• WRITTEN INSTRUCTION
Print all of the lines exactly. Any picture among them stays out.

>> Begin

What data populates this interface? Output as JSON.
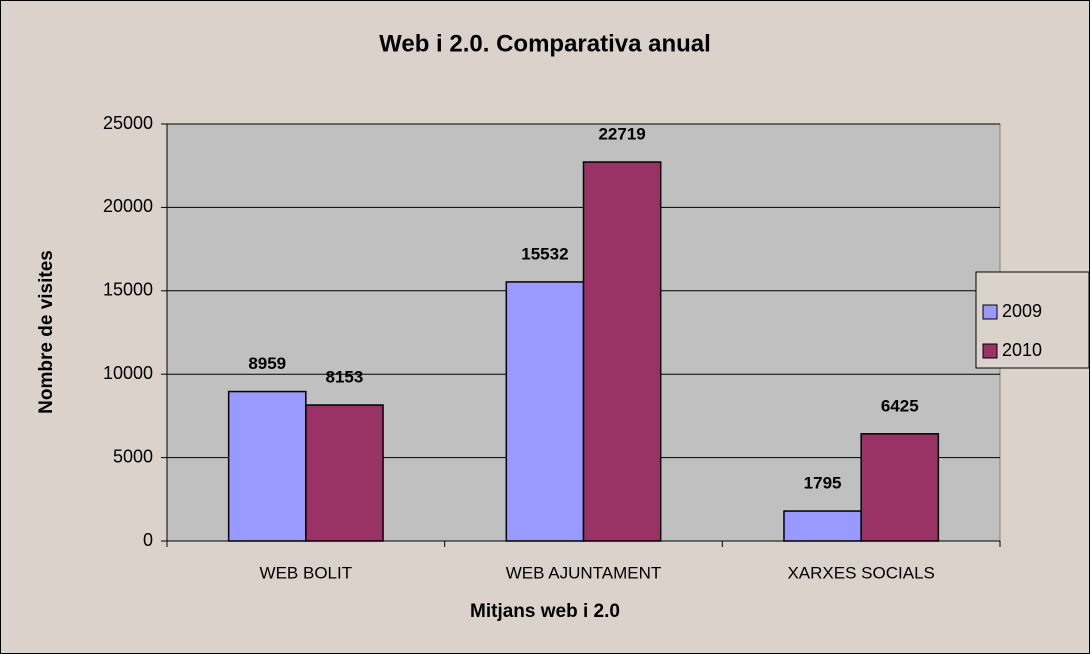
{
  "chart_data": {
    "type": "bar",
    "title": "Web i 2.0. Comparativa anual",
    "x_label": "Mitjans web i 2.0",
    "y_label": "Nombre de visites",
    "categories": [
      "WEB BOLIT",
      "WEB AJUNTAMENT",
      "XARXES SOCIALS"
    ],
    "series": [
      {
        "name": "2009",
        "color": "#9999ff",
        "values": [
          8959,
          15532,
          1795
        ]
      },
      {
        "name": "2010",
        "color": "#993366",
        "values": [
          8153,
          22719,
          6425
        ]
      }
    ],
    "ylim": [
      0,
      25000
    ],
    "yticks": [
      0,
      5000,
      10000,
      15000,
      20000,
      25000
    ],
    "grid": true,
    "legend": "right"
  }
}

>> End

• EXPECTED OUTPUT
What data populates this interface? Output as JSON.
{
  "chart_data": {
    "type": "bar",
    "title": "Web i 2.0. Comparativa anual",
    "x_label": "Mitjans web i 2.0",
    "y_label": "Nombre de visites",
    "categories": [
      "WEB BOLIT",
      "WEB AJUNTAMENT",
      "XARXES SOCIALS"
    ],
    "series": [
      {
        "name": "2009",
        "color": "#9999ff",
        "values": [
          8959,
          15532,
          1795
        ]
      },
      {
        "name": "2010",
        "color": "#993366",
        "values": [
          8153,
          22719,
          6425
        ]
      }
    ],
    "ylim": [
      0,
      25000
    ],
    "yticks": [
      0,
      5000,
      10000,
      15000,
      20000,
      25000
    ],
    "grid": true,
    "legend": "right"
  }
}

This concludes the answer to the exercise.